■ **Given task**: Review the lines that follow and copy each one that contains the word "fresh".

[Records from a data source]
(begin)

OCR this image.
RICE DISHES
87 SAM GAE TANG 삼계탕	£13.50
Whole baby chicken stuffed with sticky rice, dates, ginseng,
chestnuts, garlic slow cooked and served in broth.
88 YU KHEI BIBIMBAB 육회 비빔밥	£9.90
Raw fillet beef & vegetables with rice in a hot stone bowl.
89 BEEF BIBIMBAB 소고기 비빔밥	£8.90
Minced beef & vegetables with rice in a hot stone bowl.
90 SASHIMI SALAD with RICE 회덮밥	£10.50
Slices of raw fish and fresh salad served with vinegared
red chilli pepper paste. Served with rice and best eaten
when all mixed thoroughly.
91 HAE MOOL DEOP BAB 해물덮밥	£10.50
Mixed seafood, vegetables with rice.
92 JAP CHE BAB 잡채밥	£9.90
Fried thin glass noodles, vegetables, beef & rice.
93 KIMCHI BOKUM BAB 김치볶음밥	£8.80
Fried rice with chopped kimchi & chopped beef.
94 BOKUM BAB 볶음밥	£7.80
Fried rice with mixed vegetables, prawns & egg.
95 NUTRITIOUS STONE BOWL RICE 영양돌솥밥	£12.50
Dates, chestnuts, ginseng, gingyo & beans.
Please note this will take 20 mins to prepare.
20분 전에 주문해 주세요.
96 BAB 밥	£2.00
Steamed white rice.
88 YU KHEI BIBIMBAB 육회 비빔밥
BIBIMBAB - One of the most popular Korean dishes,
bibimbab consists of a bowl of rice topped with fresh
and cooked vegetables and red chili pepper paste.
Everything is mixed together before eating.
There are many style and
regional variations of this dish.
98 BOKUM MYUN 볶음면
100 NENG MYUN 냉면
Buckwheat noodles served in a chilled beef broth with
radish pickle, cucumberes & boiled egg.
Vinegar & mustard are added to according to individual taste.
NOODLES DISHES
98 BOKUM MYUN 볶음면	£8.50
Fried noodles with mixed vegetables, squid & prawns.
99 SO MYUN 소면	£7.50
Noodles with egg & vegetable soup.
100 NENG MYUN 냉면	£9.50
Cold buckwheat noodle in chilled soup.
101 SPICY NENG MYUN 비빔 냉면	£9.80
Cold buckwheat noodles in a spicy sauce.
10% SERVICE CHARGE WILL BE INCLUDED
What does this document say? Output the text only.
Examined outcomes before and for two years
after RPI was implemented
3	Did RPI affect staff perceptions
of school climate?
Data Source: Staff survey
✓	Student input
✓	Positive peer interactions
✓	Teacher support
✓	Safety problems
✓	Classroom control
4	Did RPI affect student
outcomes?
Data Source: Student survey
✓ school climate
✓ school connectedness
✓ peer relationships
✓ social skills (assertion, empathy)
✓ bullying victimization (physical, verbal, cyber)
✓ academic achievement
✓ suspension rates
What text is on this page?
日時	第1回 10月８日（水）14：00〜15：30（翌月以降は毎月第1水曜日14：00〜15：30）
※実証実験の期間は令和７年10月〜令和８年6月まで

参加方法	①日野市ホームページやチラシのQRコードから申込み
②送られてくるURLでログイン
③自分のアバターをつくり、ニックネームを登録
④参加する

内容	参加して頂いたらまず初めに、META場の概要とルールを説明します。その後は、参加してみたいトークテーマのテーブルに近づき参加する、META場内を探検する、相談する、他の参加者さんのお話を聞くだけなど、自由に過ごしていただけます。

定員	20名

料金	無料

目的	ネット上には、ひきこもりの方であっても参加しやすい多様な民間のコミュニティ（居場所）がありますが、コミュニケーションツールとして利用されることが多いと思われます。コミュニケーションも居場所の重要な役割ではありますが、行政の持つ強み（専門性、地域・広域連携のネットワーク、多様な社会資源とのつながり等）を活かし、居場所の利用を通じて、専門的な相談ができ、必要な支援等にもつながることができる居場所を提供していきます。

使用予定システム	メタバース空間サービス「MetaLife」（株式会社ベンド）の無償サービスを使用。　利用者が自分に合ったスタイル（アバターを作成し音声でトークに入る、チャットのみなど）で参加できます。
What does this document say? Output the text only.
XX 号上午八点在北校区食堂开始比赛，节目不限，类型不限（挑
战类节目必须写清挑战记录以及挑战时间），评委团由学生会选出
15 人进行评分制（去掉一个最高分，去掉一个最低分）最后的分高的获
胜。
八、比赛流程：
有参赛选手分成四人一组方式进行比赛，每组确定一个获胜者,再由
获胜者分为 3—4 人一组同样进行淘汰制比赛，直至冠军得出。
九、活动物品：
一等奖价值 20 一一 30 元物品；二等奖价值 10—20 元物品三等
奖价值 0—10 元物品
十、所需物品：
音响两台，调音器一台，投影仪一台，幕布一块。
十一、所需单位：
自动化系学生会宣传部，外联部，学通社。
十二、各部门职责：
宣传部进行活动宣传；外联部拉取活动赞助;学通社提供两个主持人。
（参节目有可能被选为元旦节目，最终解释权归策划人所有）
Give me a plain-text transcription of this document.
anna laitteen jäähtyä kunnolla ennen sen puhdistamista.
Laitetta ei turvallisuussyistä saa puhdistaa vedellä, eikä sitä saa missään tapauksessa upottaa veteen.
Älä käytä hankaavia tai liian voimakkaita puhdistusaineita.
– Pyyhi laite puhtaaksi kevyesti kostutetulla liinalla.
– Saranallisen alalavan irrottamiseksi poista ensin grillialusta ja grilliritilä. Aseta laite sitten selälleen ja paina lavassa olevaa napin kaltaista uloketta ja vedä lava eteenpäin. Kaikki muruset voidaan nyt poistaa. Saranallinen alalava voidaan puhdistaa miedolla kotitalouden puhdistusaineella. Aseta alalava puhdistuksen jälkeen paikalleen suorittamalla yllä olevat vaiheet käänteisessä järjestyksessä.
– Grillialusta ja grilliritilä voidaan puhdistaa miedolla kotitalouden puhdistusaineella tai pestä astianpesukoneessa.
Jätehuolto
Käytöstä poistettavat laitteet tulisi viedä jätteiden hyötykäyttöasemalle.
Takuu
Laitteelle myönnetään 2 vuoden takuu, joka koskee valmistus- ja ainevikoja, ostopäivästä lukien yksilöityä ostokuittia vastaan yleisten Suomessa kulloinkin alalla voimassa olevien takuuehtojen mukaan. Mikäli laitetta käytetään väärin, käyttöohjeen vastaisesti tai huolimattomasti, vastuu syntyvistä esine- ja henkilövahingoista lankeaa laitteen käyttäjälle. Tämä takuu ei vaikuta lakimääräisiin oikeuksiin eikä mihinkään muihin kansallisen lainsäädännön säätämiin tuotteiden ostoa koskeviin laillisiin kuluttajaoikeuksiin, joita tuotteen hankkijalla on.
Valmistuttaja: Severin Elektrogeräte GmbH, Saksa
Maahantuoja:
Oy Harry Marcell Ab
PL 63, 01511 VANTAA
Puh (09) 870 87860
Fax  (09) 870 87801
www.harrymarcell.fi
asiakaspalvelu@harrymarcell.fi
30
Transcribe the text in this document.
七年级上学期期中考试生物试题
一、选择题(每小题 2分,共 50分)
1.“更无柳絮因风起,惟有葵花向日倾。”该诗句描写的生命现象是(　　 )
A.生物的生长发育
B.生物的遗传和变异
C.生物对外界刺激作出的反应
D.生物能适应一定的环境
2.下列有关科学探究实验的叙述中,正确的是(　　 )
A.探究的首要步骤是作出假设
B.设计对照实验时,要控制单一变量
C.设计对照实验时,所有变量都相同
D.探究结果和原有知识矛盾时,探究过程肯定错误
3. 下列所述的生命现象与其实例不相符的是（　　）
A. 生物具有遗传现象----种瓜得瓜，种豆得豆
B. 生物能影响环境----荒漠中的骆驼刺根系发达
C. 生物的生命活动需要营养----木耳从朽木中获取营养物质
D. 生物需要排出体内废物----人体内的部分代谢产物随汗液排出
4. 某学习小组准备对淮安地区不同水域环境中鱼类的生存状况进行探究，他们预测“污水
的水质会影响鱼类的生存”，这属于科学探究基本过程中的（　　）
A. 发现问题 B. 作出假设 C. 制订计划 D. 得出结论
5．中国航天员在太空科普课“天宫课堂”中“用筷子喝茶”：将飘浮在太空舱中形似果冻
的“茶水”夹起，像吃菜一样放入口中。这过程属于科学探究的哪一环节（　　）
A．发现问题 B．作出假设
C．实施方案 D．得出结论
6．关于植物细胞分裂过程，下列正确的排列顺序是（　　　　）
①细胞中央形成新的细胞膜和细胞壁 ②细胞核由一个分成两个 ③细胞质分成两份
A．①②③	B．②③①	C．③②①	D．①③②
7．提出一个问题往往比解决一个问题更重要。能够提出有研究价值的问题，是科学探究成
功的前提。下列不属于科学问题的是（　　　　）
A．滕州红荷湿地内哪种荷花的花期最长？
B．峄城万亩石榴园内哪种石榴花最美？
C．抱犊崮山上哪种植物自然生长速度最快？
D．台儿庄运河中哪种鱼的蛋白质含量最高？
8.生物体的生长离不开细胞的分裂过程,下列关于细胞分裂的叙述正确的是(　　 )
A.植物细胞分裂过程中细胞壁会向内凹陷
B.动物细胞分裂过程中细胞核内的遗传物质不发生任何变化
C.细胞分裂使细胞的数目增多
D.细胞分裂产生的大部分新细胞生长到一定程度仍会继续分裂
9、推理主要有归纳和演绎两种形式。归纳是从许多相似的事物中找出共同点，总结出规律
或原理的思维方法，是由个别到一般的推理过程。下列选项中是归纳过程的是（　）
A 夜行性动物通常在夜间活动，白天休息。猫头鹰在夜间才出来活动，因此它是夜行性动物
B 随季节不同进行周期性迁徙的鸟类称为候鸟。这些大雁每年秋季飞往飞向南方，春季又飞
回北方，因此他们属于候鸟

(end)

■ **Response for this exercise**:
Slices of raw fish and fresh salad served with vinegared
bibimbab consists of a bowl of rice topped with fresh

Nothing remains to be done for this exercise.